* begin Entries supplied *

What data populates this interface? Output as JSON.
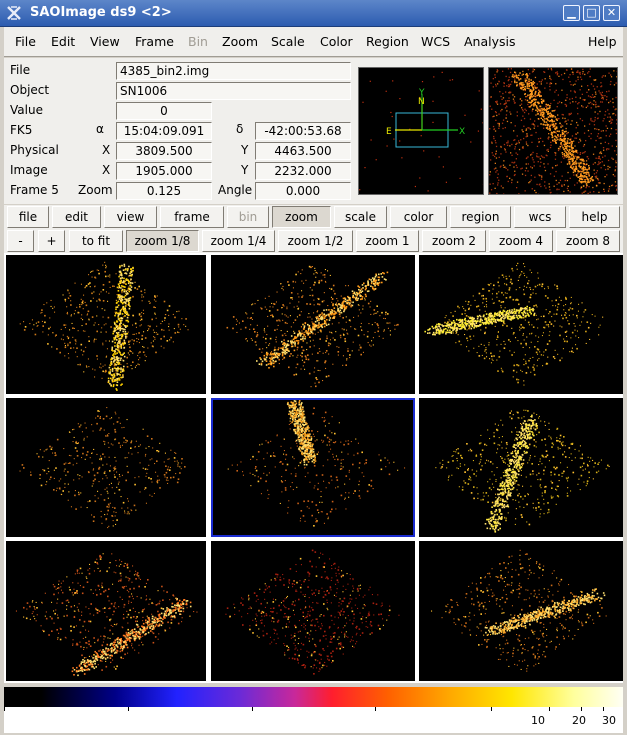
{
  "window": {
    "title": "SAOImage ds9 <2>",
    "controls": [
      "minimize-icon",
      "maximize-icon",
      "close-icon"
    ]
  },
  "menubar": [
    "File",
    "Edit",
    "View",
    "Frame",
    "Bin",
    "Zoom",
    "Scale",
    "Color",
    "Region",
    "WCS",
    "Analysis",
    "Help"
  ],
  "info": {
    "file_label": "File",
    "file": "4385_bin2.img",
    "object_label": "Object",
    "object": "SN1006",
    "value_label": "Value",
    "value": "0",
    "fk5_label": "FK5",
    "alpha_sym": "α",
    "alpha": "15:04:09.091",
    "delta_sym": "δ",
    "delta": "-42:00:53.68",
    "physical_label": "Physical",
    "physical_x_label": "X",
    "physical_x": "3809.500",
    "physical_y_label": "Y",
    "physical_y": "4463.500",
    "image_label": "Image",
    "image_x_label": "X",
    "image_x": "1905.000",
    "image_y_label": "Y",
    "image_y": "2232.000",
    "frame_label": "Frame 5",
    "zoom_label": "Zoom",
    "zoom": "0.125",
    "angle_label": "Angle",
    "angle": "0.000"
  },
  "magnifier": {
    "compass_n": "N",
    "compass_e": "E",
    "axis_x": "X",
    "axis_y": "Y"
  },
  "buttonbar": [
    "file",
    "edit",
    "view",
    "frame",
    "bin",
    "zoom",
    "scale",
    "color",
    "region",
    "wcs",
    "help"
  ],
  "zoombar": [
    "-",
    "+",
    "to fit",
    "zoom 1/8",
    "zoom 1/4",
    "zoom 1/2",
    "zoom 1",
    "zoom 2",
    "zoom 4",
    "zoom 8"
  ],
  "frames": {
    "count": 9,
    "current_frame": 5,
    "layout": "tile 3x3"
  },
  "colorbar": {
    "colormap": "heat-like",
    "ticks": [
      "10",
      "20",
      "30"
    ]
  }
}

* end Entries supplied *

Written request:
Do not copy the pictures, but repeat every line exactly.

Result:
What data populates this interface? Output as JSON.
{
  "window": {
    "title": "SAOImage ds9 <2>",
    "controls": [
      "minimize-icon",
      "maximize-icon",
      "close-icon"
    ]
  },
  "menubar": [
    "File",
    "Edit",
    "View",
    "Frame",
    "Bin",
    "Zoom",
    "Scale",
    "Color",
    "Region",
    "WCS",
    "Analysis",
    "Help"
  ],
  "info": {
    "file_label": "File",
    "file": "4385_bin2.img",
    "object_label": "Object",
    "object": "SN1006",
    "value_label": "Value",
    "value": "0",
    "fk5_label": "FK5",
    "alpha_sym": "α",
    "alpha": "15:04:09.091",
    "delta_sym": "δ",
    "delta": "-42:00:53.68",
    "physical_label": "Physical",
    "physical_x_label": "X",
    "physical_x": "3809.500",
    "physical_y_label": "Y",
    "physical_y": "4463.500",
    "image_label": "Image",
    "image_x_label": "X",
    "image_x": "1905.000",
    "image_y_label": "Y",
    "image_y": "2232.000",
    "frame_label": "Frame 5",
    "zoom_label": "Zoom",
    "zoom": "0.125",
    "angle_label": "Angle",
    "angle": "0.000"
  },
  "magnifier": {
    "compass_n": "N",
    "compass_e": "E",
    "axis_x": "X",
    "axis_y": "Y"
  },
  "buttonbar": [
    "file",
    "edit",
    "view",
    "frame",
    "bin",
    "zoom",
    "scale",
    "color",
    "region",
    "wcs",
    "help"
  ],
  "zoombar": [
    "-",
    "+",
    "to fit",
    "zoom 1/8",
    "zoom 1/4",
    "zoom 1/2",
    "zoom 1",
    "zoom 2",
    "zoom 4",
    "zoom 8"
  ],
  "frames": {
    "count": 9,
    "current_frame": 5,
    "layout": "tile 3x3"
  },
  "colorbar": {
    "colormap": "heat-like",
    "ticks": [
      "10",
      "20",
      "30"
    ]
  }
}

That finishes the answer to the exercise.